# [Work to do]
Tally the lines in these records that hold the string "icon", and reply with the number alone.

# [Dataset rows]
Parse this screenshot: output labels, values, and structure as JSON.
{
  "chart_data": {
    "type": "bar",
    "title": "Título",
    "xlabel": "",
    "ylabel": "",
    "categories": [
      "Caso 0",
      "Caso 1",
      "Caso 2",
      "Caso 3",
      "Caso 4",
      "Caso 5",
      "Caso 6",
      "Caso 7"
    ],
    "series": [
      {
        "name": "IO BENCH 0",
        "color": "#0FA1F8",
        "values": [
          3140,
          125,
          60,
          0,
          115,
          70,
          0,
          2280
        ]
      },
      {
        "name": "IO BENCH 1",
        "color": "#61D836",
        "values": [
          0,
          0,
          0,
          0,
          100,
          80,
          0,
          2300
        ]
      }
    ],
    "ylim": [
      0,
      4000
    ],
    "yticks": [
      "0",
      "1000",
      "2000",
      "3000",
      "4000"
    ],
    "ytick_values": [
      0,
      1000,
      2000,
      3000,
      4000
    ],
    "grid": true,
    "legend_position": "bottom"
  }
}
==
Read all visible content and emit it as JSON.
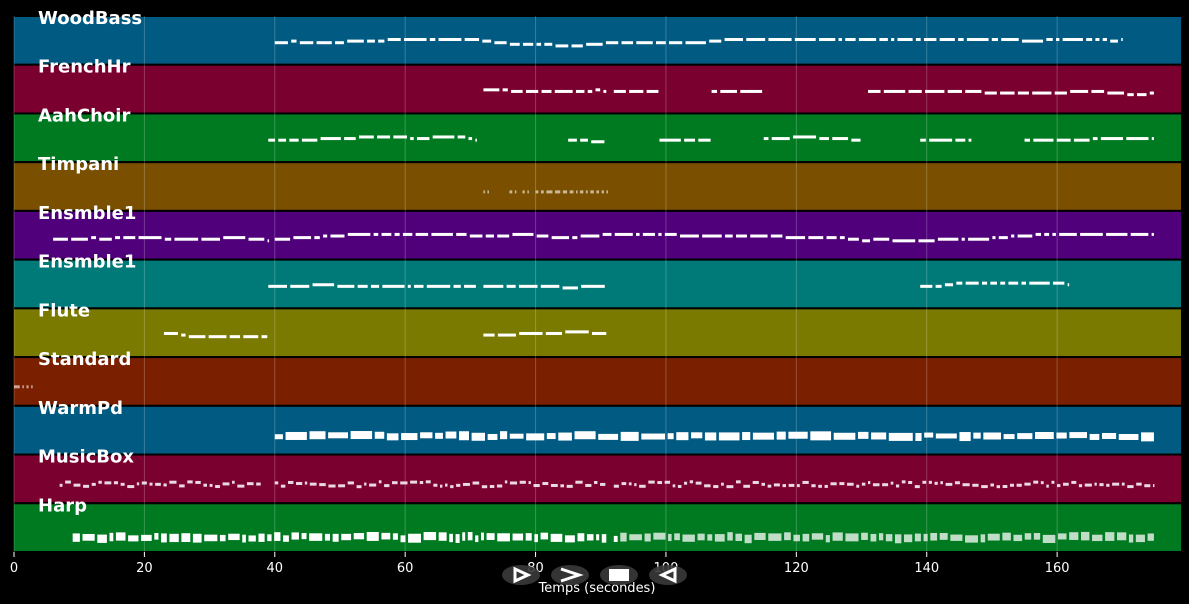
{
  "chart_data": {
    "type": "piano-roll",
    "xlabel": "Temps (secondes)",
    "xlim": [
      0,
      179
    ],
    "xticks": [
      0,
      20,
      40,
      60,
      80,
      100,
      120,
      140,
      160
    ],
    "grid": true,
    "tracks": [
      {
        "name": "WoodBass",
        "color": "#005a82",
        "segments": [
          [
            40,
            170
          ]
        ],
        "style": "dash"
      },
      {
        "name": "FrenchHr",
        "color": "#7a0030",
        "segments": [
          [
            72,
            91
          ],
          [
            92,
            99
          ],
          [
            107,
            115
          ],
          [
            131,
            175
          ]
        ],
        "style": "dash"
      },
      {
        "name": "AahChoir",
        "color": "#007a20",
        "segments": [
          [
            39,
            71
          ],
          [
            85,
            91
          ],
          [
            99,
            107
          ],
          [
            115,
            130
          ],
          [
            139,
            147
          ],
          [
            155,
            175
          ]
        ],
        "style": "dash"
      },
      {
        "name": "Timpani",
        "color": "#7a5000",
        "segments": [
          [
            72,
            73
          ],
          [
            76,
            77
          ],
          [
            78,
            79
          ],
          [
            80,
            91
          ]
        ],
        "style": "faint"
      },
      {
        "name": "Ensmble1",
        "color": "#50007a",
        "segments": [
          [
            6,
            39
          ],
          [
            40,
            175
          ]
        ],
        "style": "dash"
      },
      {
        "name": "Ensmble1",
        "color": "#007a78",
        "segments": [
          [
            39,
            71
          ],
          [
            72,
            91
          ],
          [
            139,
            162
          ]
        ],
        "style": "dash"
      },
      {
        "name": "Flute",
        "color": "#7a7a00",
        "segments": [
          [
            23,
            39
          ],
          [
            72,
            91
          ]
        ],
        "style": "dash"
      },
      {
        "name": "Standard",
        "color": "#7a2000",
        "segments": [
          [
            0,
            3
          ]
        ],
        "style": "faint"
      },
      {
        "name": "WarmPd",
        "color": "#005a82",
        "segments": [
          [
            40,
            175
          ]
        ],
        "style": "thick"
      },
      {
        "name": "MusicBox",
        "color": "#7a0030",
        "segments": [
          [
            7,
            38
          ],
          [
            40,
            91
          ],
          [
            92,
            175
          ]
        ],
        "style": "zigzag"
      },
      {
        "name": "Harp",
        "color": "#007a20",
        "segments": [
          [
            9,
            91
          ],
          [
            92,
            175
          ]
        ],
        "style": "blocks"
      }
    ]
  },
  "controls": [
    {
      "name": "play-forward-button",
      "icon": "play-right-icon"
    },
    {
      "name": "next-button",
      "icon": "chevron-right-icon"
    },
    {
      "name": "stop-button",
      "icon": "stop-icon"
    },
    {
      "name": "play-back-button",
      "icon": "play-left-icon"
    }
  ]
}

# [Task answer]
4